»»

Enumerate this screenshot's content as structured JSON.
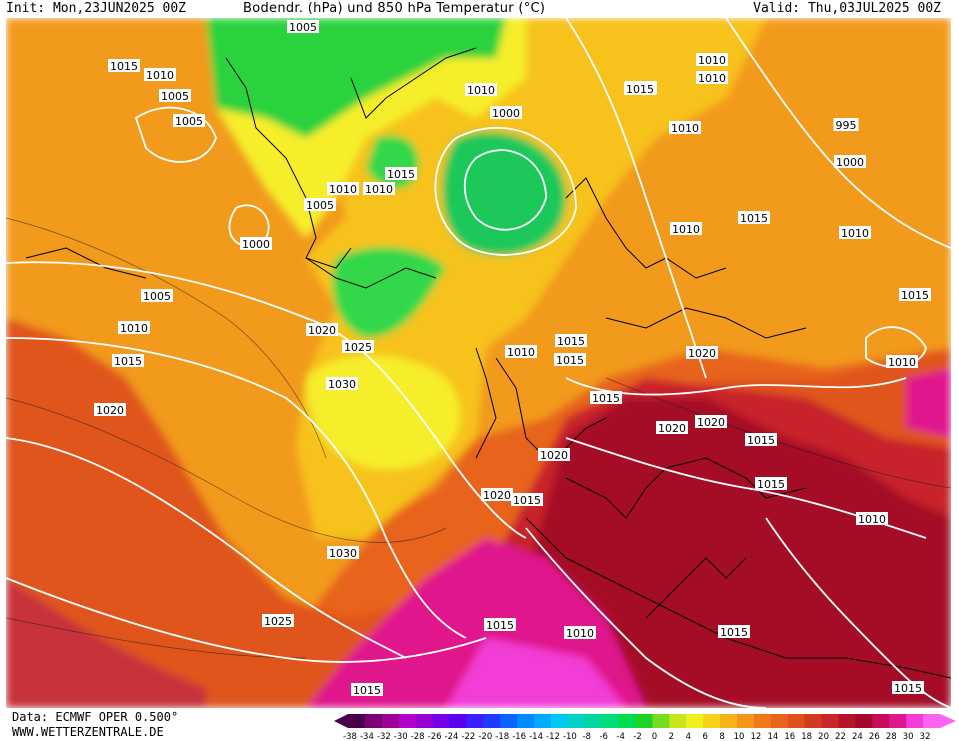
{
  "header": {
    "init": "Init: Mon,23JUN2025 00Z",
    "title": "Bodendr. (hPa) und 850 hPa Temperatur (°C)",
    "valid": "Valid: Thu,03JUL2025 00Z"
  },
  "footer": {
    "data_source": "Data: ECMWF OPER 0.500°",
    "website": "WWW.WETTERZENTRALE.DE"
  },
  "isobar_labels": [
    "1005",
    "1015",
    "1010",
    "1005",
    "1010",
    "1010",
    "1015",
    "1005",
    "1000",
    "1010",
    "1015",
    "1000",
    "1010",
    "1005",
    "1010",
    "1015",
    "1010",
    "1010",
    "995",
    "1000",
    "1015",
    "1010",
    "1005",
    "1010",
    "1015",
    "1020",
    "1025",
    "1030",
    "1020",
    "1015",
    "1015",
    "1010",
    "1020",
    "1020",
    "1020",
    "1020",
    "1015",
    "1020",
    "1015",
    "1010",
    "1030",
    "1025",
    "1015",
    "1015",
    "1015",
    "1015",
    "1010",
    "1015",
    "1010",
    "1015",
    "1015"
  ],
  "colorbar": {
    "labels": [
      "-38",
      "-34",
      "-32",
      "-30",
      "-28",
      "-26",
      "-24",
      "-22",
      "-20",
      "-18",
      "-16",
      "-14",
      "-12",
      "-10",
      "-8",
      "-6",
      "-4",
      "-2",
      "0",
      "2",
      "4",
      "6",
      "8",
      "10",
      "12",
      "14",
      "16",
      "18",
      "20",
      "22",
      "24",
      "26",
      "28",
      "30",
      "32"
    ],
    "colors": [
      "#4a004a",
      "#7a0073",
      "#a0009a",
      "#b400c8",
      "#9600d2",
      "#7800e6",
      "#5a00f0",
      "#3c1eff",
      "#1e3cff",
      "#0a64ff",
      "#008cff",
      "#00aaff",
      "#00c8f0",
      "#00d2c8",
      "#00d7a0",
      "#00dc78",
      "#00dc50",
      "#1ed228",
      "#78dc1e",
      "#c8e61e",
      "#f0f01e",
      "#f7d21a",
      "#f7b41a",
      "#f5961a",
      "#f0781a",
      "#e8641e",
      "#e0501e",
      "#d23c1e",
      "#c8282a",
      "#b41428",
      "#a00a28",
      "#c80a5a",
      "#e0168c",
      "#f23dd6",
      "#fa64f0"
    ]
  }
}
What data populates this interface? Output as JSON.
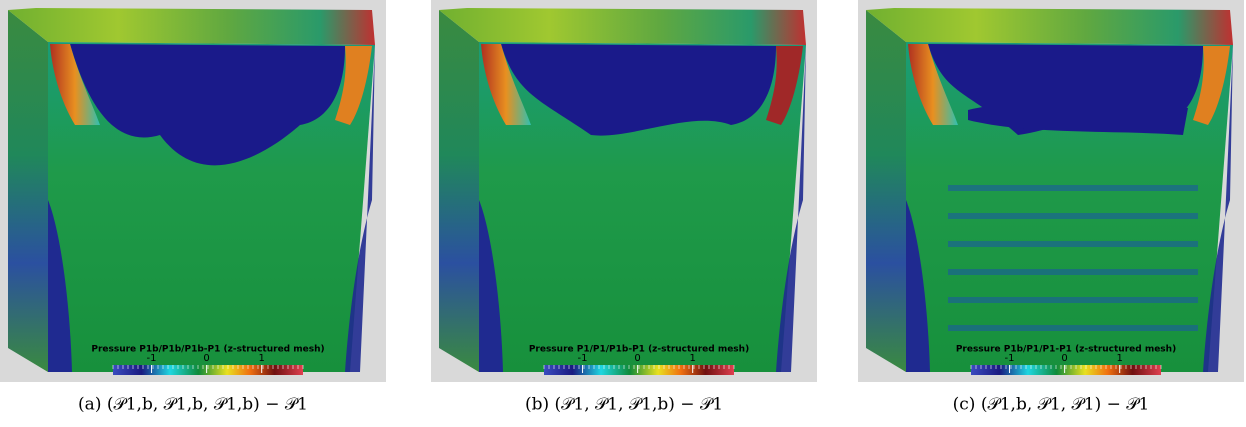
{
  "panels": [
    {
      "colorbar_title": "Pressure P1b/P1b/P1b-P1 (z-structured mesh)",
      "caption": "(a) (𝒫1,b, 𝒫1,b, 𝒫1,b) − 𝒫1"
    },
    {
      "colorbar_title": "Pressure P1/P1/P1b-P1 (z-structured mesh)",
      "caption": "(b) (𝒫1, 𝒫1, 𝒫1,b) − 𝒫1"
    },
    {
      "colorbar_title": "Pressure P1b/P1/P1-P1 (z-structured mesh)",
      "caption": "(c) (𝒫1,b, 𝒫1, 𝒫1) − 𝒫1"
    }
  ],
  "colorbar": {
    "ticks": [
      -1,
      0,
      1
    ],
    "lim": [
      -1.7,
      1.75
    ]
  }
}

««

- Exercise brief
Restate the whole listing above exactly, please, omitting every image.

- Task response
Enumerate this screenshot's content as structured JSON.
{
  "header": {
    "init": "Init: Mon,23JUN2025 00Z",
    "title": "Bodendr. (hPa) und 850 hPa Temperatur (°C)",
    "valid": "Valid: Thu,03JUL2025 00Z"
  },
  "footer": {
    "data_source": "Data: ECMWF OPER 0.500°",
    "website": "WWW.WETTERZENTRALE.DE"
  },
  "isobar_labels": [
    "1005",
    "1015",
    "1010",
    "1005",
    "1010",
    "1010",
    "1015",
    "1005",
    "1000",
    "1010",
    "1015",
    "1000",
    "1010",
    "1005",
    "1010",
    "1015",
    "1010",
    "1010",
    "995",
    "1000",
    "1015",
    "1010",
    "1005",
    "1010",
    "1015",
    "1020",
    "1025",
    "1030",
    "1020",
    "1015",
    "1015",
    "1010",
    "1020",
    "1020",
    "1020",
    "1020",
    "1015",
    "1020",
    "1015",
    "1010",
    "1030",
    "1025",
    "1015",
    "1015",
    "1015",
    "1015",
    "1010",
    "1015",
    "1010",
    "1015",
    "1015"
  ],
  "colorbar": {
    "labels": [
      "-38",
      "-34",
      "-32",
      "-30",
      "-28",
      "-26",
      "-24",
      "-22",
      "-20",
      "-18",
      "-16",
      "-14",
      "-12",
      "-10",
      "-8",
      "-6",
      "-4",
      "-2",
      "0",
      "2",
      "4",
      "6",
      "8",
      "10",
      "12",
      "14",
      "16",
      "18",
      "20",
      "22",
      "24",
      "26",
      "28",
      "30",
      "32"
    ],
    "colors": [
      "#4a004a",
      "#7a0073",
      "#a0009a",
      "#b400c8",
      "#9600d2",
      "#7800e6",
      "#5a00f0",
      "#3c1eff",
      "#1e3cff",
      "#0a64ff",
      "#008cff",
      "#00aaff",
      "#00c8f0",
      "#00d2c8",
      "#00d7a0",
      "#00dc78",
      "#00dc50",
      "#1ed228",
      "#78dc1e",
      "#c8e61e",
      "#f0f01e",
      "#f7d21a",
      "#f7b41a",
      "#f5961a",
      "#f0781a",
      "#e8641e",
      "#e0501e",
      "#d23c1e",
      "#c8282a",
      "#b41428",
      "#a00a28",
      "#c80a5a",
      "#e0168c",
      "#f23dd6",
      "#fa64f0"
    ]
  }
}
What data populates this interface? Output as JSON.
{
  "panels": [
    {
      "colorbar_title": "Pressure P1b/P1b/P1b-P1 (z-structured mesh)",
      "caption": "(a) (𝒫1,b, 𝒫1,b, 𝒫1,b) − 𝒫1"
    },
    {
      "colorbar_title": "Pressure P1/P1/P1b-P1 (z-structured mesh)",
      "caption": "(b) (𝒫1, 𝒫1, 𝒫1,b) − 𝒫1"
    },
    {
      "colorbar_title": "Pressure P1b/P1/P1-P1 (z-structured mesh)",
      "caption": "(c) (𝒫1,b, 𝒫1, 𝒫1) − 𝒫1"
    }
  ],
  "colorbar": {
    "ticks": [
      -1,
      0,
      1
    ],
    "lim": [
      -1.7,
      1.75
    ]
  }
}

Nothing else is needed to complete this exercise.